* _The request_
Copy out the records verbatim, from the line containing "acceleration-arrowhead: [641, 180, 655, 192]" through the end of the records.
[Begin Task data]
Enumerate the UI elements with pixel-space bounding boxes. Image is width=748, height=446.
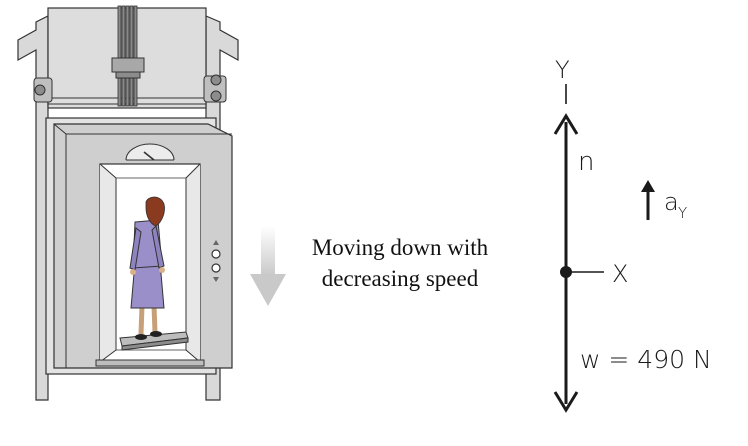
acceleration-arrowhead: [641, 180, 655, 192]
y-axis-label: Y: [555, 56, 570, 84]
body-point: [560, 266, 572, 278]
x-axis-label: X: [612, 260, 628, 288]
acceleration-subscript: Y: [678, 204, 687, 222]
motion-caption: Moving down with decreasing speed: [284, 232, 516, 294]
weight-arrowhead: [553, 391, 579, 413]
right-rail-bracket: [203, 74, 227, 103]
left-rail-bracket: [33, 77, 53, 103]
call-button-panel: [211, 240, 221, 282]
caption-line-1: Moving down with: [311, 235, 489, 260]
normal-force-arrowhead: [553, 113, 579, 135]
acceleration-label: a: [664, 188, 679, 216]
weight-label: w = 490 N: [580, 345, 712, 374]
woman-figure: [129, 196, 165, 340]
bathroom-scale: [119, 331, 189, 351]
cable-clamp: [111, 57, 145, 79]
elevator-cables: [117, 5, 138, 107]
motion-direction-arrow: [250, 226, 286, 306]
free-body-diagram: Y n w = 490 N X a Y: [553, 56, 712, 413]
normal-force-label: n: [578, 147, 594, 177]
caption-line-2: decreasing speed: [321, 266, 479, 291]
[End Task data]
* _Solution to the exercise_
acceleration-arrowhead: [641, 180, 655, 192]
y-axis-label: Y: [555, 56, 570, 84]
body-point: [560, 266, 572, 278]
x-axis-label: X: [612, 260, 628, 288]
acceleration-subscript: Y: [678, 204, 687, 222]
motion-caption: Moving down with decreasing speed: [284, 232, 516, 294]
weight-arrowhead: [553, 391, 579, 413]
right-rail-bracket: [203, 74, 227, 103]
left-rail-bracket: [33, 77, 53, 103]
call-button-panel: [211, 240, 221, 282]
caption-line-1: Moving down with: [311, 235, 489, 260]
normal-force-arrowhead: [553, 113, 579, 135]
acceleration-label: a: [664, 188, 679, 216]
weight-label: w = 490 N: [580, 345, 712, 374]
woman-figure: [129, 196, 165, 340]
bathroom-scale: [119, 331, 189, 351]
cable-clamp: [111, 57, 145, 79]
elevator-cables: [117, 5, 138, 107]
motion-direction-arrow: [250, 226, 286, 306]
free-body-diagram: Y n w = 490 N X a Y: [553, 56, 712, 413]
normal-force-label: n: [578, 147, 594, 177]
caption-line-2: decreasing speed: [321, 266, 479, 291]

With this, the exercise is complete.